Count every line in the following entries where the word "screenshot" appears. Give the count alone.
━━ Exercise material ━━
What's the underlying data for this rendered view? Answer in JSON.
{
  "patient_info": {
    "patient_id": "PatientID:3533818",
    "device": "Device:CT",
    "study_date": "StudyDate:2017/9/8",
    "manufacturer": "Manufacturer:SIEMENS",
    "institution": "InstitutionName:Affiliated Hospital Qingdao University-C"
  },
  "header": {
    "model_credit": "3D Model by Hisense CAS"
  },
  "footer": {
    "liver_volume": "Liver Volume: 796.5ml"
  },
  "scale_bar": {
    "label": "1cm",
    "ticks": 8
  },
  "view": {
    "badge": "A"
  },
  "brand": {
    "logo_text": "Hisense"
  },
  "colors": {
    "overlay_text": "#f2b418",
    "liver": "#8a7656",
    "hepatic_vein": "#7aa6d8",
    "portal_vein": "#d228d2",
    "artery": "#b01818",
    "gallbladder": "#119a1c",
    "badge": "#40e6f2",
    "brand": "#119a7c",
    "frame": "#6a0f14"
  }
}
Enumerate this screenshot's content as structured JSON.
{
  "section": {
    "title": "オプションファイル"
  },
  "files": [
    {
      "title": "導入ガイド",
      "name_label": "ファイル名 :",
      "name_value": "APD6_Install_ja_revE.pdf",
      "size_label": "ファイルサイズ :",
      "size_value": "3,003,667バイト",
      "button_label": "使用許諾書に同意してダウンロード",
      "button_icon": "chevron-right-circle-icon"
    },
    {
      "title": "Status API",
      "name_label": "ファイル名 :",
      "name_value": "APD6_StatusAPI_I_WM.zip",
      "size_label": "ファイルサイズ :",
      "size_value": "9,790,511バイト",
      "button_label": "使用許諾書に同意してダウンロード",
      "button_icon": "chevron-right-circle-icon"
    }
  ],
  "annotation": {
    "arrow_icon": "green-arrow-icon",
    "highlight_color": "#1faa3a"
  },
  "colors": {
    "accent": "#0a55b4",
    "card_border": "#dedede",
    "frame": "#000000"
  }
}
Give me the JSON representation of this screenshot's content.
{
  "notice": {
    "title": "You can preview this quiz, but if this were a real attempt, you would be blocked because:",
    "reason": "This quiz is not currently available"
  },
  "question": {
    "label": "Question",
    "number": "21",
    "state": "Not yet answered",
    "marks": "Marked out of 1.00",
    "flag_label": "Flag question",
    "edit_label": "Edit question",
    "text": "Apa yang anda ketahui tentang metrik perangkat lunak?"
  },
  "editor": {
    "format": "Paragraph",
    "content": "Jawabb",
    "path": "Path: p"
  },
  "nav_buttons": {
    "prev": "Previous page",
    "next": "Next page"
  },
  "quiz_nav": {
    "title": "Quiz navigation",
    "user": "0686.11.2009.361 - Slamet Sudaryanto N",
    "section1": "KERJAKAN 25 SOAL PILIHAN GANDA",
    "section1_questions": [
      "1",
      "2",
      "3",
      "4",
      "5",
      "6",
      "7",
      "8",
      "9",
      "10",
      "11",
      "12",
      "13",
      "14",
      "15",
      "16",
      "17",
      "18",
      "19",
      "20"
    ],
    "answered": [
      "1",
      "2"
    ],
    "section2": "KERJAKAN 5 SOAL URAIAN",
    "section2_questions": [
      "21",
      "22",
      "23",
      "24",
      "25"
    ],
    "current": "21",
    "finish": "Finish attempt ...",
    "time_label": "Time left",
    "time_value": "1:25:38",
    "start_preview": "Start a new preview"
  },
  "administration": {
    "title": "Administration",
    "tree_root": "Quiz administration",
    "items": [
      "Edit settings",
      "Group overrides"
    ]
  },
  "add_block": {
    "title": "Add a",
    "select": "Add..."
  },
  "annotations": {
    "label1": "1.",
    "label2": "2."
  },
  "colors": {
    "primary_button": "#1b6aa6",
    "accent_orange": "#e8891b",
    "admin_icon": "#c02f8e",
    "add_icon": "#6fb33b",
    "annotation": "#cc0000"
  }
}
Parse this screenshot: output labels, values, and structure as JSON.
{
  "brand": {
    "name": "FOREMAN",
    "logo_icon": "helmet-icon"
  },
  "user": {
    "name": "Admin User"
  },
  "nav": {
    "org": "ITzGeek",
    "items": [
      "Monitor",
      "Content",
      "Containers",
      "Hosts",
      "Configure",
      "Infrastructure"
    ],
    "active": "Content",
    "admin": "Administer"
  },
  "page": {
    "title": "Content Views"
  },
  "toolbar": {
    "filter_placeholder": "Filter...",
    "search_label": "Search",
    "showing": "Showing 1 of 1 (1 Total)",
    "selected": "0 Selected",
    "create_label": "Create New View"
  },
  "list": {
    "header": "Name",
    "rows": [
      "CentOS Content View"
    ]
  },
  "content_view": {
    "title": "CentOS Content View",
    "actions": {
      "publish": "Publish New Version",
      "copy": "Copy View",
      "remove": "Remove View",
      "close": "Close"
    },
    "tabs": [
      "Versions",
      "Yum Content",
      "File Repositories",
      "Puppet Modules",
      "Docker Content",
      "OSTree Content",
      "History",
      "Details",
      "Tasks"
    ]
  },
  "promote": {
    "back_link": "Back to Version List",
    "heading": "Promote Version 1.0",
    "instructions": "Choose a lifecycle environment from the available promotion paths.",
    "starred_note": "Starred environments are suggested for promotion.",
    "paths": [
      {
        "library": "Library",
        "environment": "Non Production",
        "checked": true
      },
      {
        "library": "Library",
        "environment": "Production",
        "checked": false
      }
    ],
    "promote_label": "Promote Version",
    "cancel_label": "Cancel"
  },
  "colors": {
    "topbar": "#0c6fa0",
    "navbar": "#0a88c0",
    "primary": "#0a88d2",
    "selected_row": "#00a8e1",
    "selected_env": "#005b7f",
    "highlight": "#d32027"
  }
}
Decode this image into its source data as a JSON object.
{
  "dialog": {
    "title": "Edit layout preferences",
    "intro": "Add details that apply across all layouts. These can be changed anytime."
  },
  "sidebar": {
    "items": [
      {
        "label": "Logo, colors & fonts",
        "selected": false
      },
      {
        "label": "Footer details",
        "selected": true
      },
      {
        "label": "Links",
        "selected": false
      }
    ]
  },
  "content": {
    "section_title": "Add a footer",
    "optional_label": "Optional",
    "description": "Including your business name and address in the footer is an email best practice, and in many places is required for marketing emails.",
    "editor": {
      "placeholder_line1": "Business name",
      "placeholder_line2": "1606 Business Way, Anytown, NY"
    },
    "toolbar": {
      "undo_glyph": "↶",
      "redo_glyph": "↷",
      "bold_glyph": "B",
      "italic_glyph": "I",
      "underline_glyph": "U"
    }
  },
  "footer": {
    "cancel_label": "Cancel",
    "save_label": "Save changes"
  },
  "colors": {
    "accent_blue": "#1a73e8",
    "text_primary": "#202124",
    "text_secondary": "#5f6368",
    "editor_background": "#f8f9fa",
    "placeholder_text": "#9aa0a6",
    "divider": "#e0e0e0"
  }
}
━━━
Solution below: 3